BEGIN Data entries
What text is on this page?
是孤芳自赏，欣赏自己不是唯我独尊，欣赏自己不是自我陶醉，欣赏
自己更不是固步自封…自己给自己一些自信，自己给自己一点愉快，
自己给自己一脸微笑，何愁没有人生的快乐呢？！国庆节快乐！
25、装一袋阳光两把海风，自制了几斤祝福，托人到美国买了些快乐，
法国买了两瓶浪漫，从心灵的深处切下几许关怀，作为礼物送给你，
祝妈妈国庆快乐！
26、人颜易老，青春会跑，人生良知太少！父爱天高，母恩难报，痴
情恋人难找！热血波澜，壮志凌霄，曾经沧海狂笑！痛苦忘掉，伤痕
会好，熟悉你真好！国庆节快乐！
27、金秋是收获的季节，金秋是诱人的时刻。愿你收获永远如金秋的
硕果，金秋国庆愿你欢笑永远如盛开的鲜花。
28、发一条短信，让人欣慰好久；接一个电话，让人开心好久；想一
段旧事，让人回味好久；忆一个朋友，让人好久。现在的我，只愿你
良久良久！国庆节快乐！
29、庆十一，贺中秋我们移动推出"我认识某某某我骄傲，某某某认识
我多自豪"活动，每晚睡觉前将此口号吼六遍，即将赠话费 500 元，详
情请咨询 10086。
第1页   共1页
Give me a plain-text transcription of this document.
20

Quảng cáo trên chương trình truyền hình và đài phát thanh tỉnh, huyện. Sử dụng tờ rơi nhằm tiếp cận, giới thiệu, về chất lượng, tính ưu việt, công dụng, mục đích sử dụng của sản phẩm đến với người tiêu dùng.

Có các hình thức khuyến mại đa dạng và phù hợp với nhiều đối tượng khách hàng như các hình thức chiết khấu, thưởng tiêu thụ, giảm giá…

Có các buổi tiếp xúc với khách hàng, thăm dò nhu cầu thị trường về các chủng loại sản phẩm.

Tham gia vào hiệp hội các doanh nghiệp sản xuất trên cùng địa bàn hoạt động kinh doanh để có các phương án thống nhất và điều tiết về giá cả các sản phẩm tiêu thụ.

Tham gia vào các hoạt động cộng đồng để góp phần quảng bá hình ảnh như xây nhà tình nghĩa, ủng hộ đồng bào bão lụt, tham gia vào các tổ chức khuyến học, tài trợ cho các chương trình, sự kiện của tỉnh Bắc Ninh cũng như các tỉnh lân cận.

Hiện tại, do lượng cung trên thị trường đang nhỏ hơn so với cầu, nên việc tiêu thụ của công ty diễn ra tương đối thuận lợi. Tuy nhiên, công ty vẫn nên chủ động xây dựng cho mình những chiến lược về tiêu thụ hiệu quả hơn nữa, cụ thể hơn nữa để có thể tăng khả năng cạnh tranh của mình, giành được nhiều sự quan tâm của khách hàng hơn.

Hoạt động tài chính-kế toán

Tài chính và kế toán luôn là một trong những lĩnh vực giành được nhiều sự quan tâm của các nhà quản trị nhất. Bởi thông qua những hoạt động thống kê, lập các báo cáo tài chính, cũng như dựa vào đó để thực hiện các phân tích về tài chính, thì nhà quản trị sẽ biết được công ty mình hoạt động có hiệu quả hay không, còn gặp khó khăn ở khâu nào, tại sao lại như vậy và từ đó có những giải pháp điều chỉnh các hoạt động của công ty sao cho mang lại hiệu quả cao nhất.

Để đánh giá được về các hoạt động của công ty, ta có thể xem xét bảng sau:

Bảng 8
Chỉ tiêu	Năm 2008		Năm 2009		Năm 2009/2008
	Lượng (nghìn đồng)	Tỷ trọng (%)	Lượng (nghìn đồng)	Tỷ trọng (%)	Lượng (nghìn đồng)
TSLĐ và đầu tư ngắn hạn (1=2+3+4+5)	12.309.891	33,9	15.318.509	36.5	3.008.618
END Data entries
== Written request ==
Reproduce the material above, every line of it, exactly.

== Answer ==
What text is on this page?
是孤芳自赏，欣赏自己不是唯我独尊，欣赏自己不是自我陶醉，欣赏
自己更不是固步自封…自己给自己一些自信，自己给自己一点愉快，
自己给自己一脸微笑，何愁没有人生的快乐呢？！国庆节快乐！
25、装一袋阳光两把海风，自制了几斤祝福，托人到美国买了些快乐，
法国买了两瓶浪漫，从心灵的深处切下几许关怀，作为礼物送给你，
祝妈妈国庆快乐！
26、人颜易老，青春会跑，人生良知太少！父爱天高，母恩难报，痴
情恋人难找！热血波澜，壮志凌霄，曾经沧海狂笑！痛苦忘掉，伤痕
会好，熟悉你真好！国庆节快乐！
27、金秋是收获的季节，金秋是诱人的时刻。愿你收获永远如金秋的
硕果，金秋国庆愿你欢笑永远如盛开的鲜花。
28、发一条短信，让人欣慰好久；接一个电话，让人开心好久；想一
段旧事，让人回味好久；忆一个朋友，让人好久。现在的我，只愿你
良久良久！国庆节快乐！
29、庆十一，贺中秋我们移动推出"我认识某某某我骄傲，某某某认识
我多自豪"活动，每晚睡觉前将此口号吼六遍，即将赠话费 500 元，详
情请咨询 10086。
第1页   共1页
Give me a plain-text transcription of this document.
20

Quảng cáo trên chương trình truyền hình và đài phát thanh tỉnh, huyện. Sử dụng tờ rơi nhằm tiếp cận, giới thiệu, về chất lượng, tính ưu việt, công dụng, mục đích sử dụng của sản phẩm đến với người tiêu dùng.

Có các hình thức khuyến mại đa dạng và phù hợp với nhiều đối tượng khách hàng như các hình thức chiết khấu, thưởng tiêu thụ, giảm giá…

Có các buổi tiếp xúc với khách hàng, thăm dò nhu cầu thị trường về các chủng loại sản phẩm.

Tham gia vào hiệp hội các doanh nghiệp sản xuất trên cùng địa bàn hoạt động kinh doanh để có các phương án thống nhất và điều tiết về giá cả các sản phẩm tiêu thụ.

Tham gia vào các hoạt động cộng đồng để góp phần quảng bá hình ảnh như xây nhà tình nghĩa, ủng hộ đồng bào bão lụt, tham gia vào các tổ chức khuyến học, tài trợ cho các chương trình, sự kiện của tỉnh Bắc Ninh cũng như các tỉnh lân cận.

Hiện tại, do lượng cung trên thị trường đang nhỏ hơn so với cầu, nên việc tiêu thụ của công ty diễn ra tương đối thuận lợi. Tuy nhiên, công ty vẫn nên chủ động xây dựng cho mình những chiến lược về tiêu thụ hiệu quả hơn nữa, cụ thể hơn nữa để có thể tăng khả năng cạnh tranh của mình, giành được nhiều sự quan tâm của khách hàng hơn.

Hoạt động tài chính-kế toán

Tài chính và kế toán luôn là một trong những lĩnh vực giành được nhiều sự quan tâm của các nhà quản trị nhất. Bởi thông qua những hoạt động thống kê, lập các báo cáo tài chính, cũng như dựa vào đó để thực hiện các phân tích về tài chính, thì nhà quản trị sẽ biết được công ty mình hoạt động có hiệu quả hay không, còn gặp khó khăn ở khâu nào, tại sao lại như vậy và từ đó có những giải pháp điều chỉnh các hoạt động của công ty sao cho mang lại hiệu quả cao nhất.

Để đánh giá được về các hoạt động của công ty, ta có thể xem xét bảng sau:

Bảng 8
Chỉ tiêu	Năm 2008		Năm 2009		Năm 2009/2008
	Lượng (nghìn đồng)	Tỷ trọng (%)	Lượng (nghìn đồng)	Tỷ trọng (%)	Lượng (nghìn đồng)
TSLĐ và đầu tư ngắn hạn (1=2+3+4+5)	12.309.891	33,9	15.318.509	36.5	3.008.618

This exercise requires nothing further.